** BEGIN Provided records **

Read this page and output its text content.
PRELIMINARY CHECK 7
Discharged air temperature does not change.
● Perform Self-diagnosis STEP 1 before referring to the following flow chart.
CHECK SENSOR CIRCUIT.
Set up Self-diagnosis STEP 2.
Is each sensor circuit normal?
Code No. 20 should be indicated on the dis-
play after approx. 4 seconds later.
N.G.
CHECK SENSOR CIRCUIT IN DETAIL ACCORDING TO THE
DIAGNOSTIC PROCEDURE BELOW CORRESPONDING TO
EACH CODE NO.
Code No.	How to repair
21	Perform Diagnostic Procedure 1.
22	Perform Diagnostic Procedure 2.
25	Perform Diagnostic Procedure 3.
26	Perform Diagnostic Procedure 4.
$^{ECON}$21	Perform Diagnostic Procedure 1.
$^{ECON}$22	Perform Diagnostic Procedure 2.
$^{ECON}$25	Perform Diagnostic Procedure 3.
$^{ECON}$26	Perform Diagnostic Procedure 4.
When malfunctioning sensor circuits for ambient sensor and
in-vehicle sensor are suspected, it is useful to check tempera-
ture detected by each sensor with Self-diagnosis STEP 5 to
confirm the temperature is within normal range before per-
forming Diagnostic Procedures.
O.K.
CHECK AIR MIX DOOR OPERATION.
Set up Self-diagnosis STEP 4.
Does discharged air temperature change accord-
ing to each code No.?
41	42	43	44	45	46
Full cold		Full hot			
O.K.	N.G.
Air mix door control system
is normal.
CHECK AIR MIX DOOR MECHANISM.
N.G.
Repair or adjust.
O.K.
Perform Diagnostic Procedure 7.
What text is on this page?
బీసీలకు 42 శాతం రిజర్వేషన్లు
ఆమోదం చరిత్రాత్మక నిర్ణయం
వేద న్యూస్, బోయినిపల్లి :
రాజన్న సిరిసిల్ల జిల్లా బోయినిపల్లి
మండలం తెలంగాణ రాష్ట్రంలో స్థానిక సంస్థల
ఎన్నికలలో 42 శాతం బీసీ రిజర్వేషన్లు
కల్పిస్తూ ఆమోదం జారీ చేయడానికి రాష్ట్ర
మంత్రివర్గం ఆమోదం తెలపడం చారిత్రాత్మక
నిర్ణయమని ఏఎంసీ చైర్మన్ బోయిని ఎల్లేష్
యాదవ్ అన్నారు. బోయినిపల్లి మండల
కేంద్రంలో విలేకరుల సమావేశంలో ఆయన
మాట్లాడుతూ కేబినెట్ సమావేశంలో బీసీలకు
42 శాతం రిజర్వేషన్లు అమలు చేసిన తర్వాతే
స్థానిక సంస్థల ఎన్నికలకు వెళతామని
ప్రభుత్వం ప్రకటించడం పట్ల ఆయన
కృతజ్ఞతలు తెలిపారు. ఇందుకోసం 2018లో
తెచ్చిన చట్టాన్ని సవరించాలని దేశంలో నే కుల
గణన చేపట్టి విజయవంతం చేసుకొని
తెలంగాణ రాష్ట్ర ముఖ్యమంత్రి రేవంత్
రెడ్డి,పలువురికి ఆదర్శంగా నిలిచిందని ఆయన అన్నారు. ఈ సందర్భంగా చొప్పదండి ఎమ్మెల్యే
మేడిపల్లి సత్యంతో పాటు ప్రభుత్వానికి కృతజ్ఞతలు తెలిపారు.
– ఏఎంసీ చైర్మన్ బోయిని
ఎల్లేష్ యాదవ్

** END Provided records **

▸ **Short exercise**: Copy each entry exactly, with nothing added or dropped.

▸ **Final answer**:
Read this page and output its text content.
PRELIMINARY CHECK 7
Discharged air temperature does not change.
● Perform Self-diagnosis STEP 1 before referring to the following flow chart.
CHECK SENSOR CIRCUIT.
Set up Self-diagnosis STEP 2.
Is each sensor circuit normal?
Code No. 20 should be indicated on the dis-
play after approx. 4 seconds later.
N.G.
CHECK SENSOR CIRCUIT IN DETAIL ACCORDING TO THE
DIAGNOSTIC PROCEDURE BELOW CORRESPONDING TO
EACH CODE NO.
Code No.	How to repair
21	Perform Diagnostic Procedure 1.
22	Perform Diagnostic Procedure 2.
25	Perform Diagnostic Procedure 3.
26	Perform Diagnostic Procedure 4.
$^{ECON}$21	Perform Diagnostic Procedure 1.
$^{ECON}$22	Perform Diagnostic Procedure 2.
$^{ECON}$25	Perform Diagnostic Procedure 3.
$^{ECON}$26	Perform Diagnostic Procedure 4.
When malfunctioning sensor circuits for ambient sensor and
in-vehicle sensor are suspected, it is useful to check tempera-
ture detected by each sensor with Self-diagnosis STEP 5 to
confirm the temperature is within normal range before per-
forming Diagnostic Procedures.
O.K.
CHECK AIR MIX DOOR OPERATION.
Set up Self-diagnosis STEP 4.
Does discharged air temperature change accord-
ing to each code No.?
41	42	43	44	45	46
Full cold		Full hot			
O.K.	N.G.
Air mix door control system
is normal.
CHECK AIR MIX DOOR MECHANISM.
N.G.
Repair or adjust.
O.K.
Perform Diagnostic Procedure 7.
What text is on this page?
బీసీలకు 42 శాతం రిజర్వేషన్లు
ఆమోదం చరిత్రాత్మక నిర్ణయం
వేద న్యూస్, బోయినిపల్లి :
రాజన్న సిరిసిల్ల జిల్లా బోయినిపల్లి
మండలం తెలంగాణ రాష్ట్రంలో స్థానిక సంస్థల
ఎన్నికలలో 42 శాతం బీసీ రిజర్వేషన్లు
కల్పిస్తూ ఆమోదం జారీ చేయడానికి రాష్ట్ర
మంత్రివర్గం ఆమోదం తెలపడం చారిత్రాత్మక
నిర్ణయమని ఏఎంసీ చైర్మన్ బోయిని ఎల్లేష్
యాదవ్ అన్నారు. బోయినిపల్లి మండల
కేంద్రంలో విలేకరుల సమావేశంలో ఆయన
మాట్లాడుతూ కేబినెట్ సమావేశంలో బీసీలకు
42 శాతం రిజర్వేషన్లు అమలు చేసిన తర్వాతే
స్థానిక సంస్థల ఎన్నికలకు వెళతామని
ప్రభుత్వం ప్రకటించడం పట్ల ఆయన
కృతజ్ఞతలు తెలిపారు. ఇందుకోసం 2018లో
తెచ్చిన చట్టాన్ని సవరించాలని దేశంలో నే కుల
గణన చేపట్టి విజయవంతం చేసుకొని
తెలంగాణ రాష్ట్ర ముఖ్యమంత్రి రేవంత్
రెడ్డి,పలువురికి ఆదర్శంగా నిలిచిందని ఆయన అన్నారు. ఈ సందర్భంగా చొప్పదండి ఎమ్మెల్యే
మేడిపల్లి సత్యంతో పాటు ప్రభుత్వానికి కృతజ్ఞతలు తెలిపారు.
– ఏఎంసీ చైర్మన్ బోయిని
ఎల్లేష్ యాదవ్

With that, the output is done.